Look through the records below, and copy out every line that holds the string "трения".

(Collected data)
== == ==

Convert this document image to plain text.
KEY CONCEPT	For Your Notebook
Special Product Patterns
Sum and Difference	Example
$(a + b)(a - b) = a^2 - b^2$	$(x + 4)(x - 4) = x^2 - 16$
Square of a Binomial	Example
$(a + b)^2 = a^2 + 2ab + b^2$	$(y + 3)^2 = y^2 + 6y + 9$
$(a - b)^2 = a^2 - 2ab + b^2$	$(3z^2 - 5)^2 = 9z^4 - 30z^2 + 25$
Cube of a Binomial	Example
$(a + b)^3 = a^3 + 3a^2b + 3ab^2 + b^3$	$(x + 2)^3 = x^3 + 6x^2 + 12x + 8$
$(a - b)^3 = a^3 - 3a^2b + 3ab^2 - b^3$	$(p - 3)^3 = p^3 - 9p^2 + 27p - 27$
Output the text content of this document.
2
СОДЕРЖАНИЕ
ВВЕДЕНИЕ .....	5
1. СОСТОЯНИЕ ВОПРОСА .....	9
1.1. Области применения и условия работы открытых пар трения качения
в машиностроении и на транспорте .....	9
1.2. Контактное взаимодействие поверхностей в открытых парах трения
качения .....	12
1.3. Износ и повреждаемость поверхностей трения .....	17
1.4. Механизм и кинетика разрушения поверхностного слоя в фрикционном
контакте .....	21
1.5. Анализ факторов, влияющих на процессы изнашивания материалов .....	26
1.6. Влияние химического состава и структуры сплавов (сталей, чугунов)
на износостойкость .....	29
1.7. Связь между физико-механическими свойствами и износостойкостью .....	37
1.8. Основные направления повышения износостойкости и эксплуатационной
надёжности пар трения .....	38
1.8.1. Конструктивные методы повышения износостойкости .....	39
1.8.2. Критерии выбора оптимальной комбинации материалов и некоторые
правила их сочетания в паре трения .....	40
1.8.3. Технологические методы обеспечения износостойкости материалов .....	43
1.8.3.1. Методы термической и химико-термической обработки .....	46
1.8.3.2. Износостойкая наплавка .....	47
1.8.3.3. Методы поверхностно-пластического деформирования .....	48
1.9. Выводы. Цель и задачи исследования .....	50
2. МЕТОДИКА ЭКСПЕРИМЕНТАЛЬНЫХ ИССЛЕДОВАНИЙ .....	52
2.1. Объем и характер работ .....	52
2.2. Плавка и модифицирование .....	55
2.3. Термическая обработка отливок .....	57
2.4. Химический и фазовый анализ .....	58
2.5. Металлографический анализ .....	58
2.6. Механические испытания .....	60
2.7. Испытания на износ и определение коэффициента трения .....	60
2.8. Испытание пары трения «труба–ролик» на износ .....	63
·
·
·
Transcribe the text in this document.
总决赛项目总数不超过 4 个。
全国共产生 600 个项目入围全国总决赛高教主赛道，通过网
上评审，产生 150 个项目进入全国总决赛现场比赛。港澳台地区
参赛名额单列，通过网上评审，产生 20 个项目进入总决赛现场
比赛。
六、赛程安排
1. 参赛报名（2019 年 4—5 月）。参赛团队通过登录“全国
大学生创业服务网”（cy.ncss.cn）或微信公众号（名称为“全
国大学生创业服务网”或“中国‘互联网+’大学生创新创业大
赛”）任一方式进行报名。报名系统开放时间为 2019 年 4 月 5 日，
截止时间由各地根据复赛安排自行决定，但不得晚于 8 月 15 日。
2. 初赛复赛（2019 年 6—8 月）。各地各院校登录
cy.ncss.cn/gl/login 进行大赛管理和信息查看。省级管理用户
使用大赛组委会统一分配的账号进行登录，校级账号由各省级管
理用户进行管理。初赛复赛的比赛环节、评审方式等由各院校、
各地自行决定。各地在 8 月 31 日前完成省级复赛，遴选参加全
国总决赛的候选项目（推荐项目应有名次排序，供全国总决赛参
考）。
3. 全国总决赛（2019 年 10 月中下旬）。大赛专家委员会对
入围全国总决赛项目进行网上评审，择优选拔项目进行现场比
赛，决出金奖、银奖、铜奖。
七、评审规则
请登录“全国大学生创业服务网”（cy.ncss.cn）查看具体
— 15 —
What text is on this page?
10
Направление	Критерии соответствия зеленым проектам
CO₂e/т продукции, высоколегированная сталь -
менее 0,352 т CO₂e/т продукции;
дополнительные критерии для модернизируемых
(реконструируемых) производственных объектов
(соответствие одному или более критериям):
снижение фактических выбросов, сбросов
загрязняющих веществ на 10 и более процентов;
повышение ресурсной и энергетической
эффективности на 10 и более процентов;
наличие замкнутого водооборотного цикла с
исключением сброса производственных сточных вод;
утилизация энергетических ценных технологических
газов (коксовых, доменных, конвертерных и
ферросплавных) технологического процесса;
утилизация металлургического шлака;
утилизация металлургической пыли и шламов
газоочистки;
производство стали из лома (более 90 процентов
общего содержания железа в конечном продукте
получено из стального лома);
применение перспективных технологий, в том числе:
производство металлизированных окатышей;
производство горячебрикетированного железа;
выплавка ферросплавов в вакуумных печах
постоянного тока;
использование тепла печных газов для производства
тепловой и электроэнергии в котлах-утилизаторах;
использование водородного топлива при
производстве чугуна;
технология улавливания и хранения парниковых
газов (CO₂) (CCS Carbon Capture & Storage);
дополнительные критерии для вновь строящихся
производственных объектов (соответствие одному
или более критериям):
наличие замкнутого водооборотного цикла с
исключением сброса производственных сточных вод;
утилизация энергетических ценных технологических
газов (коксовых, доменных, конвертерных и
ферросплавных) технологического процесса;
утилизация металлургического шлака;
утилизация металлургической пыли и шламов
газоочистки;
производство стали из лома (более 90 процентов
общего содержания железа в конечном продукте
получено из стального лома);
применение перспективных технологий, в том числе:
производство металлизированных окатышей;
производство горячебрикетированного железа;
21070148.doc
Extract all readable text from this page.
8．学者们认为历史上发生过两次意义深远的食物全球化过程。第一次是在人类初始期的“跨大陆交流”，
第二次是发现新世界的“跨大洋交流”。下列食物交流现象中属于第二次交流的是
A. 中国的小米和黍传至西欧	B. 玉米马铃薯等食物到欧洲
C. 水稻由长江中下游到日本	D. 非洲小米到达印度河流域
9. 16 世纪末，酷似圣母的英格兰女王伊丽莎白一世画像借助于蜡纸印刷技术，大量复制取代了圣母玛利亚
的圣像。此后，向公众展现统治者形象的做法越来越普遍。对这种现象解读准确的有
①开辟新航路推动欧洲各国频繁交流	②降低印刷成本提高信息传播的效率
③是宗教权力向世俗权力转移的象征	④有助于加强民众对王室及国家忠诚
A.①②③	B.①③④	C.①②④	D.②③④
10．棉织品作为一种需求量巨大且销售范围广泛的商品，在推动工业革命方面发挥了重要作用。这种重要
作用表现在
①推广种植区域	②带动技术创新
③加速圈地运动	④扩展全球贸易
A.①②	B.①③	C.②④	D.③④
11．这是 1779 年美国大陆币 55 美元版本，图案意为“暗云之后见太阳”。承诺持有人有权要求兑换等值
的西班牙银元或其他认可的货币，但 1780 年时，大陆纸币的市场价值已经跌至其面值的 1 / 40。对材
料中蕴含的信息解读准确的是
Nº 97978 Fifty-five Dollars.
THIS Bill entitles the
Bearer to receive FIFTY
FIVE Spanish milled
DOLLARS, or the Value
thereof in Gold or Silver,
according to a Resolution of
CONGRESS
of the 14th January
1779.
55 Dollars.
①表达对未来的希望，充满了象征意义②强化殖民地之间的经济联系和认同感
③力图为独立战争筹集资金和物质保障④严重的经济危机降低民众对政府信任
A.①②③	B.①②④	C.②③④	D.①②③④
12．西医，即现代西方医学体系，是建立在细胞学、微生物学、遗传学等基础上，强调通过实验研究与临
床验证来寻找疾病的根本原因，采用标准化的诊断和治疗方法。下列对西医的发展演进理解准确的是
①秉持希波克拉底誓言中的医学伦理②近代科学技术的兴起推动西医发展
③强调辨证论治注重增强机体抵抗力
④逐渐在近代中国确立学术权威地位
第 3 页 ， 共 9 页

== == ==

#### FINISHED TASK
1.1. Области применения и условия работы открытых пар трения качения
1.2. Контактное взаимодействие поверхностей в открытых парах трения
1.3. Износ и повреждаемость поверхностей трения .....	17
надёжности пар трения .....	38
правила их сочетания в паре трения .....	40
2.7. Испытания на износ и определение коэффициента трения .....	60
2.8. Испытание пары трения «труба–ролик» на износ .....	63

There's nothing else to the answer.